(Raw records)
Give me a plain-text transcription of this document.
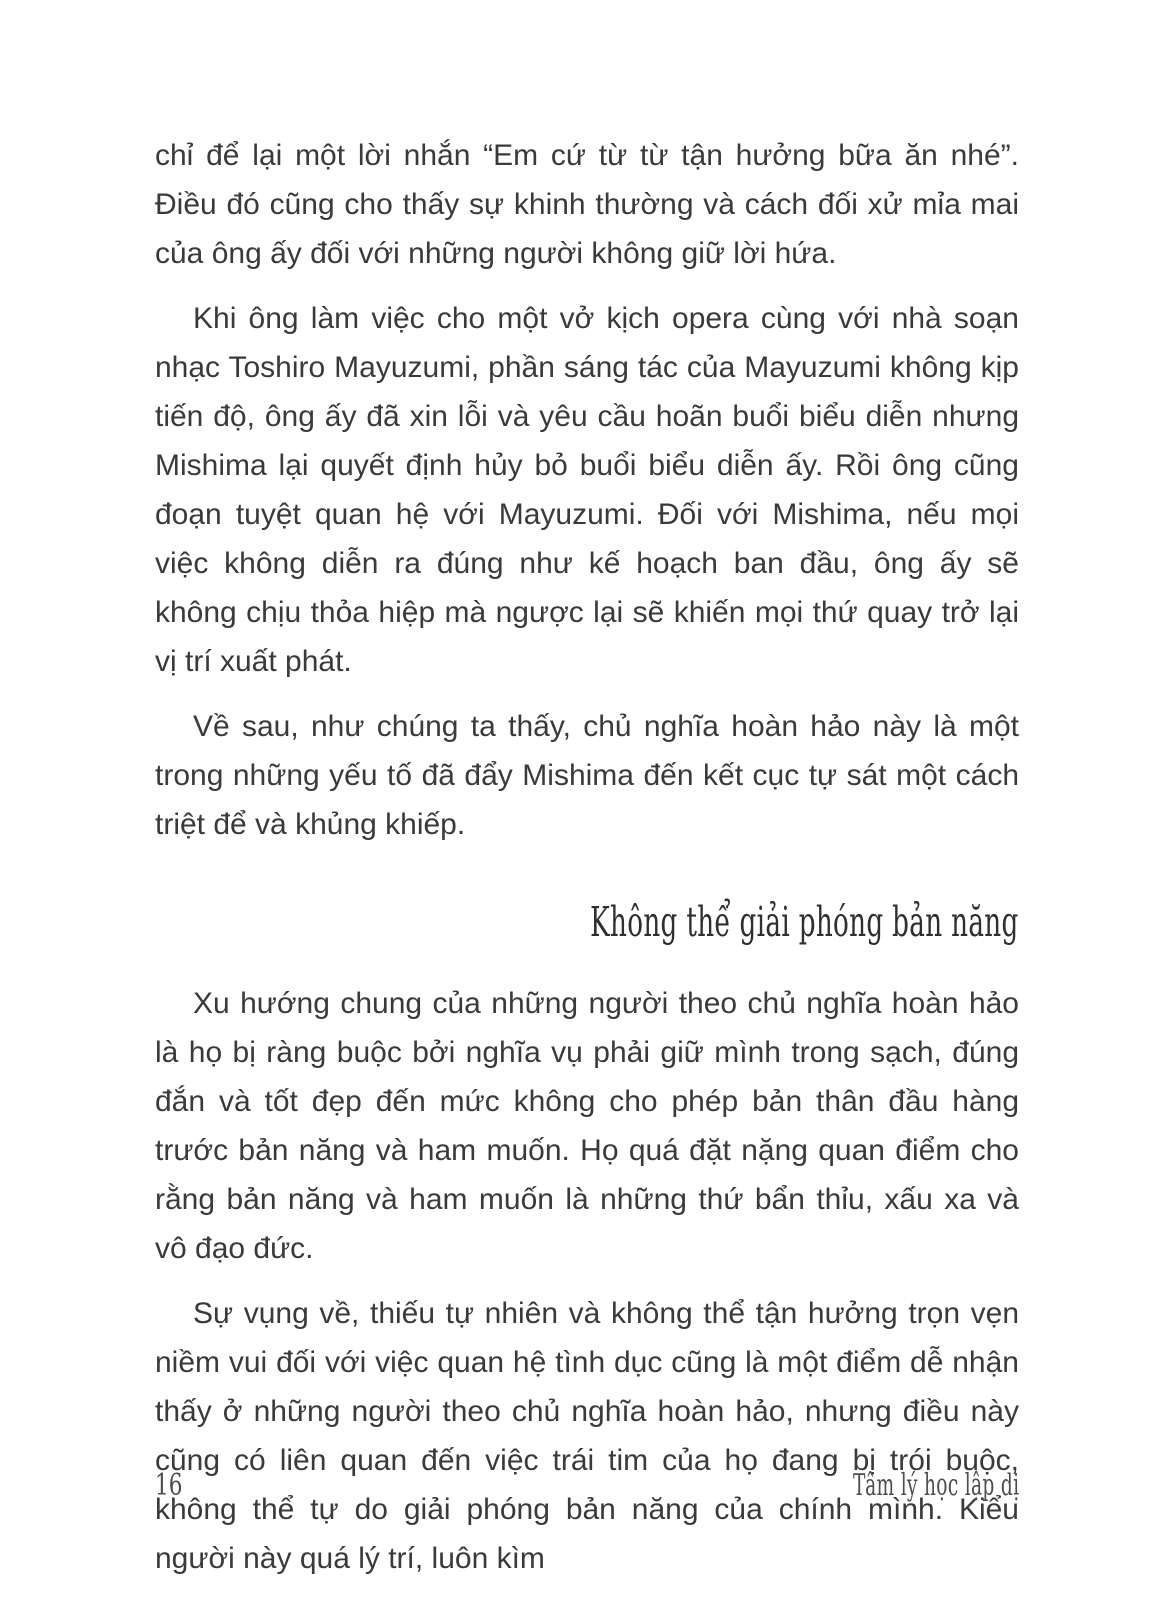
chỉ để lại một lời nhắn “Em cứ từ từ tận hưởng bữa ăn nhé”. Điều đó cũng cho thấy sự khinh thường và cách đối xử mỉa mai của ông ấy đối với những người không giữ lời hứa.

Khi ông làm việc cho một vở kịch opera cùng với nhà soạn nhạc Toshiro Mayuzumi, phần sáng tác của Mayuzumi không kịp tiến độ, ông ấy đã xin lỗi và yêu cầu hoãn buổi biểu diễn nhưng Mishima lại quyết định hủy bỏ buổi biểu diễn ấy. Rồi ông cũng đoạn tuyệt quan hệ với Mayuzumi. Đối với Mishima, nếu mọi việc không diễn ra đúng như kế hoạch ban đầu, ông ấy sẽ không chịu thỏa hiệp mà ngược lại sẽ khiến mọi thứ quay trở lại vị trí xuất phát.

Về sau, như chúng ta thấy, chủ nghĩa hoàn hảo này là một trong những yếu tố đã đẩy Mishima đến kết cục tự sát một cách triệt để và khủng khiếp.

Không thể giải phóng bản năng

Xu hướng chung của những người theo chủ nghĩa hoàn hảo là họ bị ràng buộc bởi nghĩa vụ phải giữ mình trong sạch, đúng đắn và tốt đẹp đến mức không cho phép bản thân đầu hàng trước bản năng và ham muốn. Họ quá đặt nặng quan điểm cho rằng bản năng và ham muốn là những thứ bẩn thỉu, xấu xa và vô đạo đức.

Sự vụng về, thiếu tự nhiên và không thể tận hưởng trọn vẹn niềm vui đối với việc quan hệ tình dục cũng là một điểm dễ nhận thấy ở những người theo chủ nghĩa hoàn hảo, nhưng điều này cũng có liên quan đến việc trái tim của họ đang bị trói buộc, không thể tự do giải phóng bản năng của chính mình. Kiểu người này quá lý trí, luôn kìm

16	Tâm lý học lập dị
--
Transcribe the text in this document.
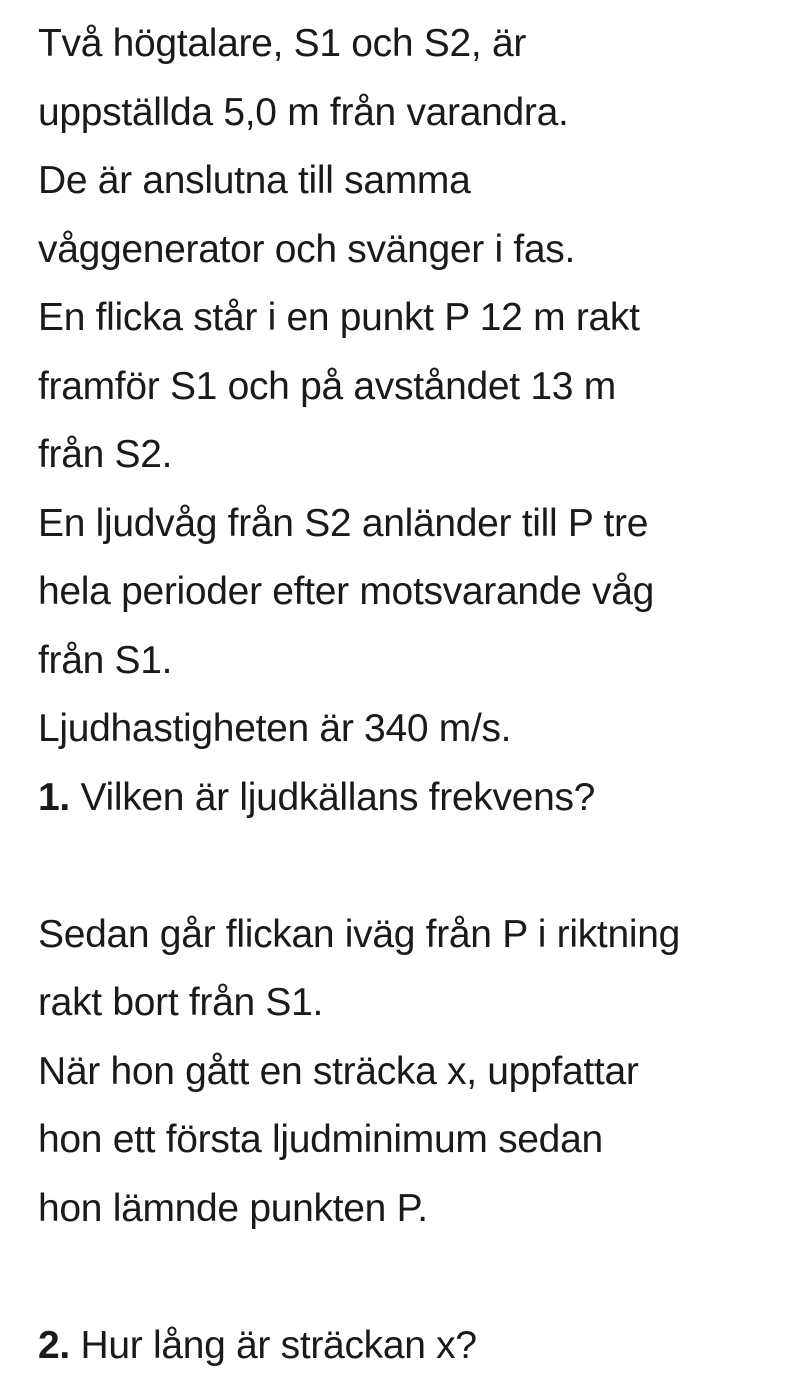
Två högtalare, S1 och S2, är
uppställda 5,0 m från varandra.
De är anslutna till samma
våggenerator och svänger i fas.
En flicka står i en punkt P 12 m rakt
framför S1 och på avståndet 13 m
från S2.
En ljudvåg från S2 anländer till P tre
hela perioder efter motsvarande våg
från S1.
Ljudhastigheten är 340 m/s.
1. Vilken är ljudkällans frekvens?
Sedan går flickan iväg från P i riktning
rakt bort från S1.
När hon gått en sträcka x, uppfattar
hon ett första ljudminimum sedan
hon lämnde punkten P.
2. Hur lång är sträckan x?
---
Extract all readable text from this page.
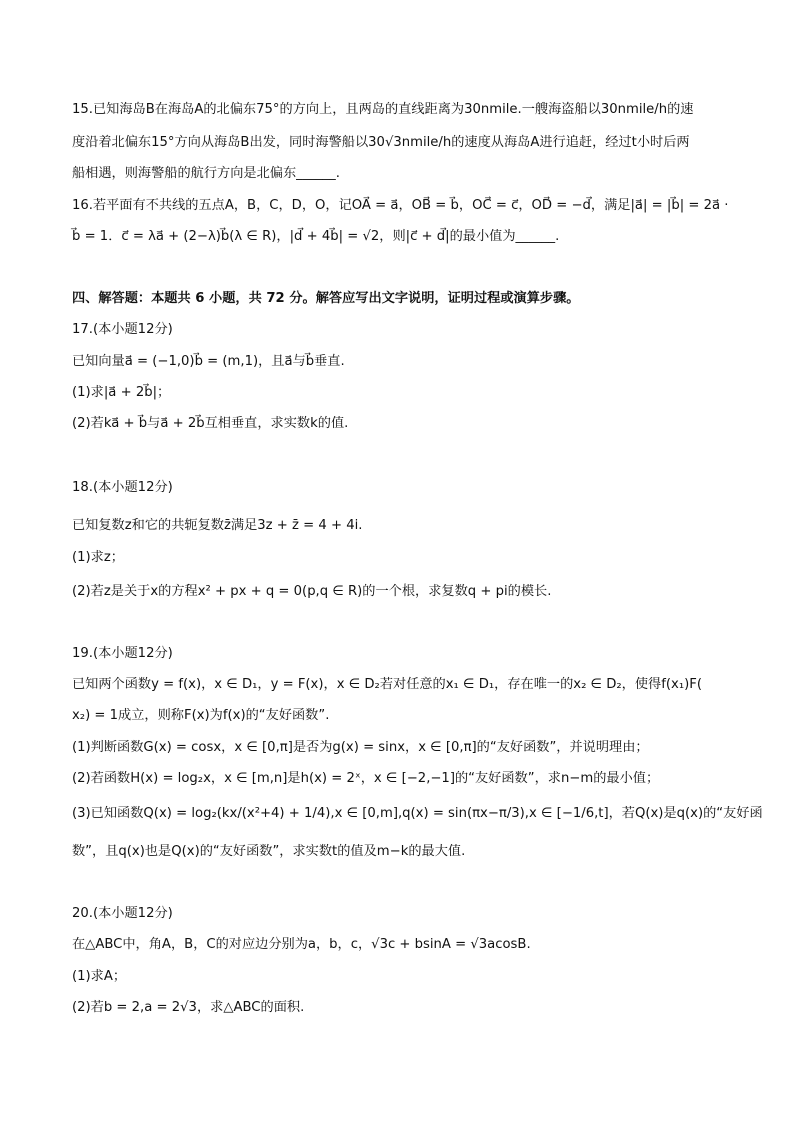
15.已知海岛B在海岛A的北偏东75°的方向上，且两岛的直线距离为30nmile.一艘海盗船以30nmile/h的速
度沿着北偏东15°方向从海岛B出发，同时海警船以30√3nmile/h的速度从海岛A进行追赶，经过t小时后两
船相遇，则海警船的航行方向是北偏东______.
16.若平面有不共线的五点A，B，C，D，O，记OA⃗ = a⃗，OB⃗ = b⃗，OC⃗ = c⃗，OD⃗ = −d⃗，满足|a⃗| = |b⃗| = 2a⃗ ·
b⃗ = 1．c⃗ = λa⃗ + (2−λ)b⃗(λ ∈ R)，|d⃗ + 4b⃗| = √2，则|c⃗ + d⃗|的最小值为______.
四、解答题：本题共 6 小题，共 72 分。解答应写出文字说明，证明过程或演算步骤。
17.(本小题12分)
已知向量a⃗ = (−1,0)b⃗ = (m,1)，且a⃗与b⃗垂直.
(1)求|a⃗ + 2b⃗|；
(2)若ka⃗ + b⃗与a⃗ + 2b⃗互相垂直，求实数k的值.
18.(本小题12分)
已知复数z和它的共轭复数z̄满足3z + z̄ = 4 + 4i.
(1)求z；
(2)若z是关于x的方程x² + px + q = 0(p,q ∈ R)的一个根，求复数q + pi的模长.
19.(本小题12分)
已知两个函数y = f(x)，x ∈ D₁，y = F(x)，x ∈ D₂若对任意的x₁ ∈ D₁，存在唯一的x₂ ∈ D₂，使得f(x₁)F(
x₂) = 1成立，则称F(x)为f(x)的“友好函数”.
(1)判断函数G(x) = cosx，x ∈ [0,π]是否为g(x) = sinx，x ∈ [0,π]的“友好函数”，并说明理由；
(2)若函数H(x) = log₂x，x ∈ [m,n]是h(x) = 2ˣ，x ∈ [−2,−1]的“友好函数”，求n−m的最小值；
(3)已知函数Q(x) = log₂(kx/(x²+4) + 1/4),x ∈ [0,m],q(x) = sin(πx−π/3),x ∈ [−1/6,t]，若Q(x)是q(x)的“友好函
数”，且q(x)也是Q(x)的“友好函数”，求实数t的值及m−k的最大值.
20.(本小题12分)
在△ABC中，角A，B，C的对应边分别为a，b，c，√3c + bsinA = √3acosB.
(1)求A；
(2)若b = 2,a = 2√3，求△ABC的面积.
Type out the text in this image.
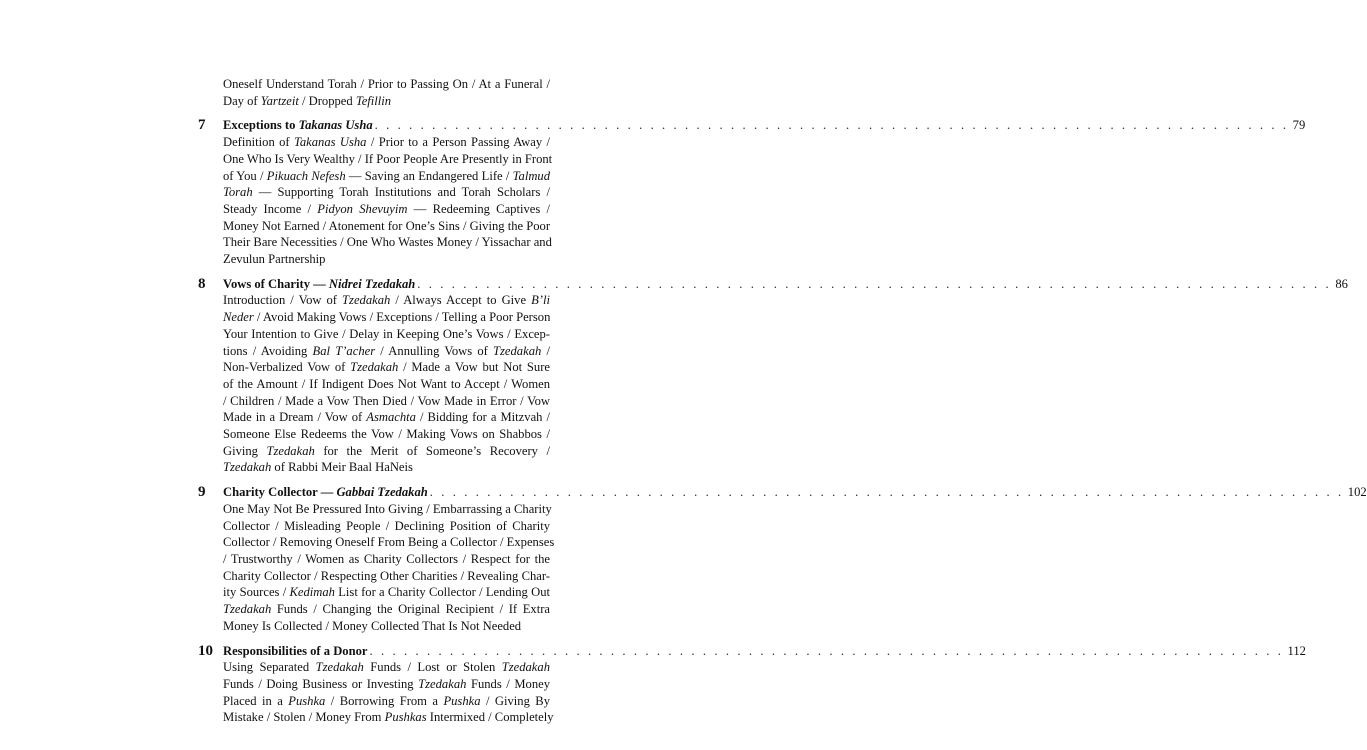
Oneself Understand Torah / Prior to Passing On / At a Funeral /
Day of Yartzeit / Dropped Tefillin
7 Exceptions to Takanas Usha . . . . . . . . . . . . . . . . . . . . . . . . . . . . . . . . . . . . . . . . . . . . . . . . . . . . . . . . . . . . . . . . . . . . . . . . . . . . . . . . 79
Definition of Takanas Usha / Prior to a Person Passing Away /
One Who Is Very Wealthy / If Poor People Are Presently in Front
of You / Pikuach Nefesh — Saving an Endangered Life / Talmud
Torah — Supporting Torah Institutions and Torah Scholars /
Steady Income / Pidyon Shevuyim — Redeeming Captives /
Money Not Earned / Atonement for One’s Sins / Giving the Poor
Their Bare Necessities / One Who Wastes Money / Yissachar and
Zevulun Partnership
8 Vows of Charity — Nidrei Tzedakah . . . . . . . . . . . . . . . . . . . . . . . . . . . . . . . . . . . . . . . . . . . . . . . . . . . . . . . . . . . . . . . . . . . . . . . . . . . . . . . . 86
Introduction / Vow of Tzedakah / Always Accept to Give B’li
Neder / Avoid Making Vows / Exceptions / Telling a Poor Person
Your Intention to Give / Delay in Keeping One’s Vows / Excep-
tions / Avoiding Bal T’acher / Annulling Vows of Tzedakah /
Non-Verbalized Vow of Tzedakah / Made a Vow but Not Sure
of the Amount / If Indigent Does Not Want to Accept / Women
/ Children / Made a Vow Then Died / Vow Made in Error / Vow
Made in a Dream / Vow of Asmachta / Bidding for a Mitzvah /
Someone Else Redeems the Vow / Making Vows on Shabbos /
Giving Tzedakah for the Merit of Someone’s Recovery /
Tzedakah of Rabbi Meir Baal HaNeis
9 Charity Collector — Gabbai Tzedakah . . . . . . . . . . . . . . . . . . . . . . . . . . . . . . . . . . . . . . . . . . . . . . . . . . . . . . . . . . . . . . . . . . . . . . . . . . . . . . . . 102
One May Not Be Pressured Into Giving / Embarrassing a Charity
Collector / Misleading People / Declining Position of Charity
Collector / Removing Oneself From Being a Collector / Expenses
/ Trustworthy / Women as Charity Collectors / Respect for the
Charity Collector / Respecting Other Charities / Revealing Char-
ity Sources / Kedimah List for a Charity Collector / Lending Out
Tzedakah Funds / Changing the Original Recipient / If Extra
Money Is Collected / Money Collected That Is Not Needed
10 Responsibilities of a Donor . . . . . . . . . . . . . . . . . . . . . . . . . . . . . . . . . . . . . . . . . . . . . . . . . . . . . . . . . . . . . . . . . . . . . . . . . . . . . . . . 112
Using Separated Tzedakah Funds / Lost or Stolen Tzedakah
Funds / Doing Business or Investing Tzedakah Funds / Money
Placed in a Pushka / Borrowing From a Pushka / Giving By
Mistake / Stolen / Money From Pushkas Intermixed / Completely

(Your task) Working from the listing above, pick out every line that has "Money" and copy it.

(Correct output)
Money Not Earned / Atonement for One’s Sins / Giving the Poor
Their Bare Necessities / One Who Wastes Money / Yissachar and
Money Is Collected / Money Collected That Is Not Needed
Funds / Doing Business or Investing Tzedakah Funds / Money
Mistake / Stolen / Money From Pushkas Intermixed / Completely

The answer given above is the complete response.